EXERCISE: Write the material out again, line by line, exactly as it is.

Dataset items:
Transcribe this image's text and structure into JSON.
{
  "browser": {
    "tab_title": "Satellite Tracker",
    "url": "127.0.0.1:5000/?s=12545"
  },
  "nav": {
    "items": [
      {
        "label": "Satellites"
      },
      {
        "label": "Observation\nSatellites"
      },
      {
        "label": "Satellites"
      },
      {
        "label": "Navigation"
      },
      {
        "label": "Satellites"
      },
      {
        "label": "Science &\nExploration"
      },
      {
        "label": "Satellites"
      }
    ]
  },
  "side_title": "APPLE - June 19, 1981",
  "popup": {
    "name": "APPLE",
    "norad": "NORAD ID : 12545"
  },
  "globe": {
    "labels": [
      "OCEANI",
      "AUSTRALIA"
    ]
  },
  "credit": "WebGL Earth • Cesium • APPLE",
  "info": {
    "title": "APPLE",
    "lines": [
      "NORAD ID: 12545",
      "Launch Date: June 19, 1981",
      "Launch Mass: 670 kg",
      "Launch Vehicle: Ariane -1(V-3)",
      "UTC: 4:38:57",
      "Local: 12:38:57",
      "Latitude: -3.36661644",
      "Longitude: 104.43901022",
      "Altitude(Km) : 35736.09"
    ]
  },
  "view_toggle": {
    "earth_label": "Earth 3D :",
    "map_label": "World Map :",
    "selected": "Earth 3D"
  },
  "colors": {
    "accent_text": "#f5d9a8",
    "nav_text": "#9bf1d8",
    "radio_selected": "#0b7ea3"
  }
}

WRITTEN REPLY:
Transcribe this image's text and structure into JSON.
{
  "browser": {
    "tab_title": "Satellite Tracker",
    "url": "127.0.0.1:5000/?s=12545"
  },
  "nav": {
    "items": [
      {
        "label": "Satellites"
      },
      {
        "label": "Observation\nSatellites"
      },
      {
        "label": "Satellites"
      },
      {
        "label": "Navigation"
      },
      {
        "label": "Satellites"
      },
      {
        "label": "Science &\nExploration"
      },
      {
        "label": "Satellites"
      }
    ]
  },
  "side_title": "APPLE - June 19, 1981",
  "popup": {
    "name": "APPLE",
    "norad": "NORAD ID : 12545"
  },
  "globe": {
    "labels": [
      "OCEANI",
      "AUSTRALIA"
    ]
  },
  "credit": "WebGL Earth • Cesium • APPLE",
  "info": {
    "title": "APPLE",
    "lines": [
      "NORAD ID: 12545",
      "Launch Date: June 19, 1981",
      "Launch Mass: 670 kg",
      "Launch Vehicle: Ariane -1(V-3)",
      "UTC: 4:38:57",
      "Local: 12:38:57",
      "Latitude: -3.36661644",
      "Longitude: 104.43901022",
      "Altitude(Km) : 35736.09"
    ]
  },
  "view_toggle": {
    "earth_label": "Earth 3D :",
    "map_label": "World Map :",
    "selected": "Earth 3D"
  },
  "colors": {
    "accent_text": "#f5d9a8",
    "nav_text": "#9bf1d8",
    "radio_selected": "#0b7ea3"
  }
}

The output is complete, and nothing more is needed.